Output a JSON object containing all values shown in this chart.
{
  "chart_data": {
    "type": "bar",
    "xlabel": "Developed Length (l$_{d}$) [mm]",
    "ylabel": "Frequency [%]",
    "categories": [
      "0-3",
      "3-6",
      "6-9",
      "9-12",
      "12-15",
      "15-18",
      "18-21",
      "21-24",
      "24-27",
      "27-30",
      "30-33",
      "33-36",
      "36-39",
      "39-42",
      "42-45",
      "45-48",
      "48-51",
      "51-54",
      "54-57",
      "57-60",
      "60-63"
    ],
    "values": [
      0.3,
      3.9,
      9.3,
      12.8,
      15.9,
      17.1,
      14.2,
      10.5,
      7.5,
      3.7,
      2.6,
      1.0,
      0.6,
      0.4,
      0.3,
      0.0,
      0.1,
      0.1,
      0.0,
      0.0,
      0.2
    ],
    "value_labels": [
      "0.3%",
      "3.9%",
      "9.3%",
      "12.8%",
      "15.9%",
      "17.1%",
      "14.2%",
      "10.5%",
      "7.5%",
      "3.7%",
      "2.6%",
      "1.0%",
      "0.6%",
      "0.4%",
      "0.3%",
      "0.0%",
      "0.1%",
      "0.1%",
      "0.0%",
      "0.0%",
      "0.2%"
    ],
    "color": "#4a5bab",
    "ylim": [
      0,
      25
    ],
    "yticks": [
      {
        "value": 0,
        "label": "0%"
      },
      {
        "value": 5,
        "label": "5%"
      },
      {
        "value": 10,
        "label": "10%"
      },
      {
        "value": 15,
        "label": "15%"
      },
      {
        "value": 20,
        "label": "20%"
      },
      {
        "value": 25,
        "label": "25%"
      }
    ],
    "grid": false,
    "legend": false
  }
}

-=-=-=-=-

Transcribe the material above in its entirety. Match it exactly.

### Task result
Output a JSON object containing all values shown in this chart.
{
  "chart_data": {
    "type": "bar",
    "xlabel": "Developed Length (l$_{d}$) [mm]",
    "ylabel": "Frequency [%]",
    "categories": [
      "0-3",
      "3-6",
      "6-9",
      "9-12",
      "12-15",
      "15-18",
      "18-21",
      "21-24",
      "24-27",
      "27-30",
      "30-33",
      "33-36",
      "36-39",
      "39-42",
      "42-45",
      "45-48",
      "48-51",
      "51-54",
      "54-57",
      "57-60",
      "60-63"
    ],
    "values": [
      0.3,
      3.9,
      9.3,
      12.8,
      15.9,
      17.1,
      14.2,
      10.5,
      7.5,
      3.7,
      2.6,
      1.0,
      0.6,
      0.4,
      0.3,
      0.0,
      0.1,
      0.1,
      0.0,
      0.0,
      0.2
    ],
    "value_labels": [
      "0.3%",
      "3.9%",
      "9.3%",
      "12.8%",
      "15.9%",
      "17.1%",
      "14.2%",
      "10.5%",
      "7.5%",
      "3.7%",
      "2.6%",
      "1.0%",
      "0.6%",
      "0.4%",
      "0.3%",
      "0.0%",
      "0.1%",
      "0.1%",
      "0.0%",
      "0.0%",
      "0.2%"
    ],
    "color": "#4a5bab",
    "ylim": [
      0,
      25
    ],
    "yticks": [
      {
        "value": 0,
        "label": "0%"
      },
      {
        "value": 5,
        "label": "5%"
      },
      {
        "value": 10,
        "label": "10%"
      },
      {
        "value": 15,
        "label": "15%"
      },
      {
        "value": 20,
        "label": "20%"
      },
      {
        "value": 25,
        "label": "25%"
      }
    ],
    "grid": false,
    "legend": false
  }
}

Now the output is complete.